_INSTRUCTION_.
Search the material for the string "this" and copy each line where it occurs.

>> start MATERIAL PROVIDED

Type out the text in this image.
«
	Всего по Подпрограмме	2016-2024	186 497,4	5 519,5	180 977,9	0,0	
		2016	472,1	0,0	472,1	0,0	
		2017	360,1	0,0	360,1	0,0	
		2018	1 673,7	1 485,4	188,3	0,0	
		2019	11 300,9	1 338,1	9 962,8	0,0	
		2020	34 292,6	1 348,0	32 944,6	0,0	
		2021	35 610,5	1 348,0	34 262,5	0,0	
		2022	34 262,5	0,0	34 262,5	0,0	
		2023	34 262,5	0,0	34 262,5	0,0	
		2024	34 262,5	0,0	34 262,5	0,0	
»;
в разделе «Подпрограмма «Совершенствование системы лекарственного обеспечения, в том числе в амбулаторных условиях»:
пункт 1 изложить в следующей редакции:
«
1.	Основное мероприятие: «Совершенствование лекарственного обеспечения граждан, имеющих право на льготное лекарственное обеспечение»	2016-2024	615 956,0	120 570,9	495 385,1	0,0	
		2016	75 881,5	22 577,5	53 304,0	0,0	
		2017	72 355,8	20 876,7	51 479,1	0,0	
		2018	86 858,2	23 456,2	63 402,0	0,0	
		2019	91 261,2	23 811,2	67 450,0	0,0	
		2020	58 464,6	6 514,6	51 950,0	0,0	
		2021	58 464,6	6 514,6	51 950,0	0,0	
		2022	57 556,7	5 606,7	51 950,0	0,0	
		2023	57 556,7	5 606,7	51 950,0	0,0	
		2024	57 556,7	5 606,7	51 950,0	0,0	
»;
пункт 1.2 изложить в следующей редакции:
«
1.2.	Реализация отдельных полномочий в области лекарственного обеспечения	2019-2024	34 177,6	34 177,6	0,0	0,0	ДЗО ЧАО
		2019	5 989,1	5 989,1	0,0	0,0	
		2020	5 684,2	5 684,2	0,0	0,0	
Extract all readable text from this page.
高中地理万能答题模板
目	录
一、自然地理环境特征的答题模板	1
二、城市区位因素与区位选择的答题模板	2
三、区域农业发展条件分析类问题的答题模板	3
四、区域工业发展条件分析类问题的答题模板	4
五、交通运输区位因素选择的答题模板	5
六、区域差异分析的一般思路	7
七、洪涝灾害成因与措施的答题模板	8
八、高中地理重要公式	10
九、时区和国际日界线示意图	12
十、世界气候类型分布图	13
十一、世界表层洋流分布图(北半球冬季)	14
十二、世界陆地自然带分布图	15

>> end MATERIAL PROVIDED

_EXPECTED ANSWER_.
Type out the text in this image.
Extract all readable text from this page.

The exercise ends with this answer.